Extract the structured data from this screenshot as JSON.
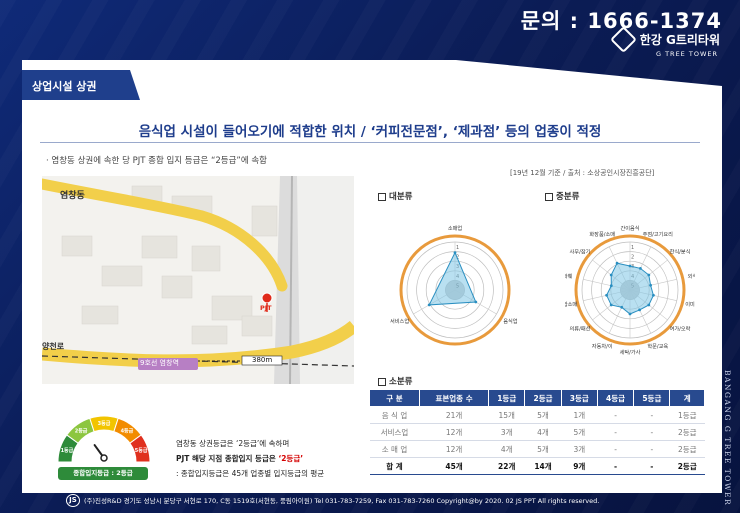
{
  "header": {
    "phone": "문의 : 1666-1374",
    "logo_name": "한강 G트리타워",
    "logo_sub": "G TREE TOWER"
  },
  "tag": "상업시설 상권",
  "title": "음식업 시설이 들어오기에 적합한 위치 / ‘커피전문점’, ‘제과점’ 등의 업종이 적정",
  "subtitle": "· 염창동 상권에 속한 당 PJT 종합 입지 등급은 “2등급”에 속함",
  "source": "[19년 12월 기준 / 출처 : 소상공인시장진흥공단]",
  "map": {
    "place_top": "염창동",
    "place_left": "양천로",
    "station": "9호선 염창역",
    "distance": "380m",
    "pin_label": "PJT"
  },
  "radar_large": {
    "header": "대분류",
    "axes": [
      "소매업",
      "음식업",
      "서비스업"
    ],
    "ticks": [
      "1",
      "2",
      "3",
      "4",
      "5"
    ],
    "values": [
      1.6,
      3.0,
      2.4
    ]
  },
  "radar_medium": {
    "header": "중분류",
    "axes": [
      "간이음식",
      "주점/고기요리",
      "한식/분식",
      "외식",
      "이미용",
      "여가/오락",
      "학문/교육",
      "세탁/가사",
      "자동차/이",
      "의류/패션",
      "종합소매",
      "화훼",
      "사무/잡기",
      "화장품/소매"
    ],
    "ticks": [
      "1",
      "2",
      "3",
      "4",
      "5"
    ],
    "values": [
      3,
      3,
      3,
      3.3,
      3,
      3,
      3.2,
      3,
      3.5,
      3,
      3,
      3.5,
      3,
      2.4
    ]
  },
  "table": {
    "header": "소분류",
    "columns": [
      "구 분",
      "표본업종 수",
      "1등급",
      "2등급",
      "3등급",
      "4등급",
      "5등급",
      "계"
    ],
    "rows": [
      [
        "음 식 업",
        "21개",
        "15개",
        "5개",
        "1개",
        "-",
        "-",
        "1등급"
      ],
      [
        "서비스업",
        "12개",
        "3개",
        "4개",
        "5개",
        "-",
        "-",
        "2등급"
      ],
      [
        "소 매 업",
        "12개",
        "4개",
        "5개",
        "3개",
        "-",
        "-",
        "2등급"
      ]
    ],
    "total": [
      "합 계",
      "45개",
      "22개",
      "14개",
      "9개",
      "-",
      "-",
      "2등급"
    ]
  },
  "gauge": {
    "segments": [
      "1등급",
      "2등급",
      "3등급",
      "4등급",
      "5등급"
    ],
    "colors": [
      "#2e8b3a",
      "#8cc63f",
      "#f2c400",
      "#f28c00",
      "#e0301e"
    ],
    "badge": "종합입지등급 : 2등급",
    "grade": 2
  },
  "notes": {
    "line1": "염창동 상권등급은 ‘2등급’에 속하며",
    "line2a": "PJT 해당 지점 종합입지 등급은 ",
    "line2b": "‘2등급’",
    "line3": ": 종합입지등급은 45개 업종별 입지등급의 평균"
  },
  "side_text": "BANGANG G TREE TOWER",
  "footer": "(주)진성R&D 경기도 성남시 분당구 서현로 170, C동 1519호(서현동, 풍림아이원) Tel 031-783-7259, Fax 031-783-7260 Copyright@by 2020. 02 JS PPT All rights reserved."
}
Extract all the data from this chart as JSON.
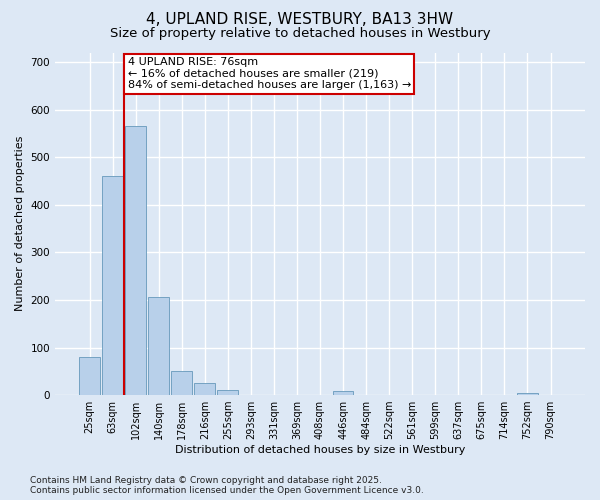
{
  "title": "4, UPLAND RISE, WESTBURY, BA13 3HW",
  "subtitle": "Size of property relative to detached houses in Westbury",
  "xlabel": "Distribution of detached houses by size in Westbury",
  "ylabel": "Number of detached properties",
  "categories": [
    "25sqm",
    "63sqm",
    "102sqm",
    "140sqm",
    "178sqm",
    "216sqm",
    "255sqm",
    "293sqm",
    "331sqm",
    "369sqm",
    "408sqm",
    "446sqm",
    "484sqm",
    "522sqm",
    "561sqm",
    "599sqm",
    "637sqm",
    "675sqm",
    "714sqm",
    "752sqm",
    "790sqm"
  ],
  "bar_values": [
    80,
    460,
    565,
    207,
    50,
    25,
    10,
    0,
    0,
    0,
    0,
    8,
    0,
    0,
    0,
    0,
    0,
    0,
    0,
    4,
    0
  ],
  "bar_color": "#b8d0ea",
  "bar_edge_color": "#6699bb",
  "annotation_text": "4 UPLAND RISE: 76sqm\n← 16% of detached houses are smaller (219)\n84% of semi-detached houses are larger (1,163) →",
  "annotation_box_color": "#ffffff",
  "annotation_box_edge_color": "#cc0000",
  "vline_x_index": 1.5,
  "vline_color": "#cc0000",
  "ylim": [
    0,
    720
  ],
  "yticks": [
    0,
    100,
    200,
    300,
    400,
    500,
    600,
    700
  ],
  "plot_bg_color": "#dde8f5",
  "fig_bg_color": "#dde8f5",
  "grid_color": "#ffffff",
  "footer": "Contains HM Land Registry data © Crown copyright and database right 2025.\nContains public sector information licensed under the Open Government Licence v3.0.",
  "title_fontsize": 11,
  "subtitle_fontsize": 9.5,
  "annotation_fontsize": 8,
  "tick_fontsize": 7,
  "axis_label_fontsize": 8,
  "footer_fontsize": 6.5
}
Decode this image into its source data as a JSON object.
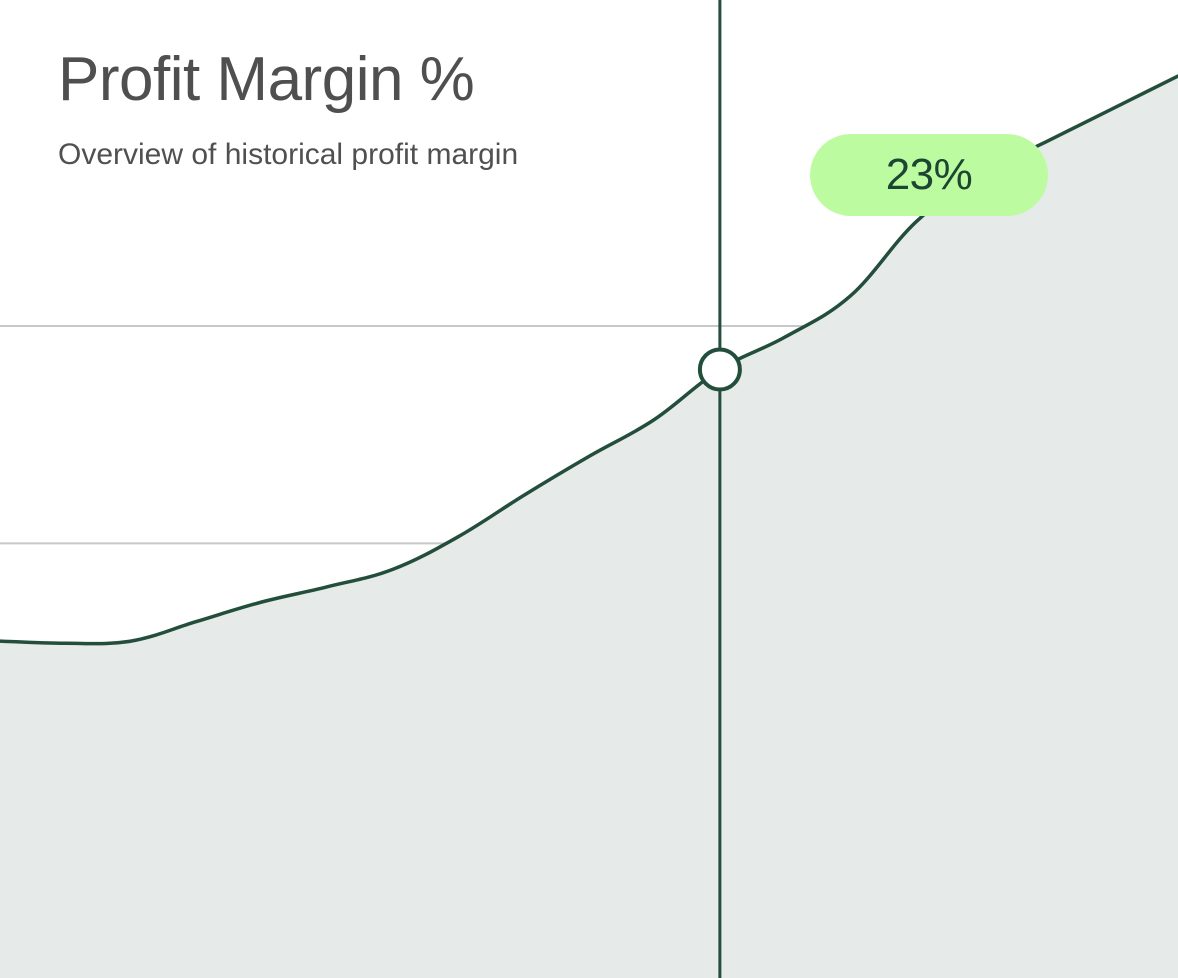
{
  "header": {
    "title": "Profit Margin %",
    "subtitle": "Overview of historical profit margin"
  },
  "tooltip": {
    "label": "23%",
    "value": 23
  },
  "colors": {
    "line": "#234e3c",
    "area_fill": "#e6eae8",
    "gridline": "#c8c8c8",
    "tooltip_bg": "#bdfba1",
    "tooltip_text": "#1c4632",
    "marker_fill": "#ffffff",
    "title_text": "#4f4f4f"
  },
  "chart_data": {
    "type": "area",
    "title": "Profit Margin %",
    "subtitle": "Overview of historical profit margin",
    "xlabel": "",
    "ylabel": "",
    "x": [
      0,
      1,
      2,
      3,
      4,
      5,
      6,
      7,
      8,
      9,
      10,
      11,
      12,
      13,
      14,
      15,
      16,
      17,
      18
    ],
    "values": [
      10.5,
      10.4,
      10.5,
      11.4,
      12.3,
      13.0,
      13.8,
      15.3,
      17.2,
      19.0,
      20.7,
      23.0,
      24.5,
      26.4,
      29.8,
      32.0,
      33.5,
      35.0,
      36.5
    ],
    "highlight": {
      "x": 11,
      "y": 23,
      "label": "23%"
    },
    "ylim": [
      -5,
      40
    ],
    "gridlines": [
      5,
      15,
      25
    ],
    "grid": true,
    "legend": "none"
  }
}
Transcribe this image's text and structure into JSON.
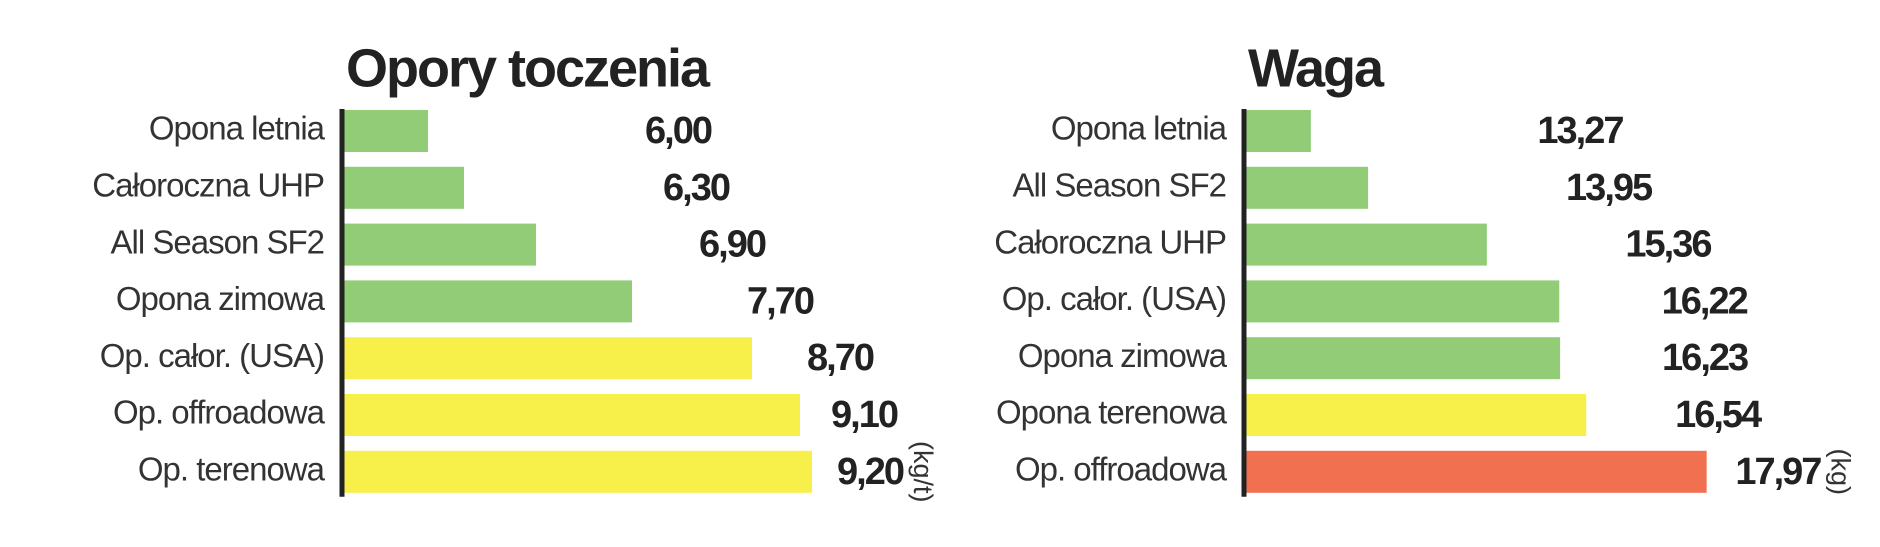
{
  "chart_data": [
    {
      "type": "bar",
      "orientation": "horizontal",
      "title": "Opory toczenia",
      "unit": "(kg/t)",
      "categories": [
        "Opona letnia",
        "Całoroczna UHP",
        "All Season SF2",
        "Opona zimowa",
        "Op. całor. (USA)",
        "Op. offroadowa",
        "Op. terenowa"
      ],
      "values": [
        6.0,
        6.3,
        6.9,
        7.7,
        8.7,
        9.1,
        9.2
      ],
      "value_labels": [
        "6,00",
        "6,30",
        "6,90",
        "7,70",
        "8,70",
        "9,10",
        "9,20"
      ],
      "colors": [
        "#92cc76",
        "#92cc76",
        "#92cc76",
        "#92cc76",
        "#f8f04a",
        "#f8f04a",
        "#f8f04a"
      ],
      "xlim": [
        5.3,
        9.3
      ]
    },
    {
      "type": "bar",
      "orientation": "horizontal",
      "title": "Waga",
      "unit": "(kg)",
      "categories": [
        "Opona letnia",
        "All Season SF2",
        "Całoroczna UHP",
        "Op. całor. (USA)",
        "Opona zimowa",
        "Opona terenowa",
        "Op. offroadowa"
      ],
      "values": [
        13.27,
        13.95,
        15.36,
        16.22,
        16.23,
        16.54,
        17.97
      ],
      "value_labels": [
        "13,27",
        "13,95",
        "15,36",
        "16,22",
        "16,23",
        "16,54",
        "17,97"
      ],
      "colors": [
        "#92cc76",
        "#92cc76",
        "#92cc76",
        "#92cc76",
        "#92cc76",
        "#f8f04a",
        "#f07050"
      ],
      "xlim": [
        12.5,
        18.2
      ]
    }
  ]
}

§

_EXERCISE BRIEF_. Of all the lines in the data above, state how many include "Extract". Say only the number.

_IN RESPONSE_. 2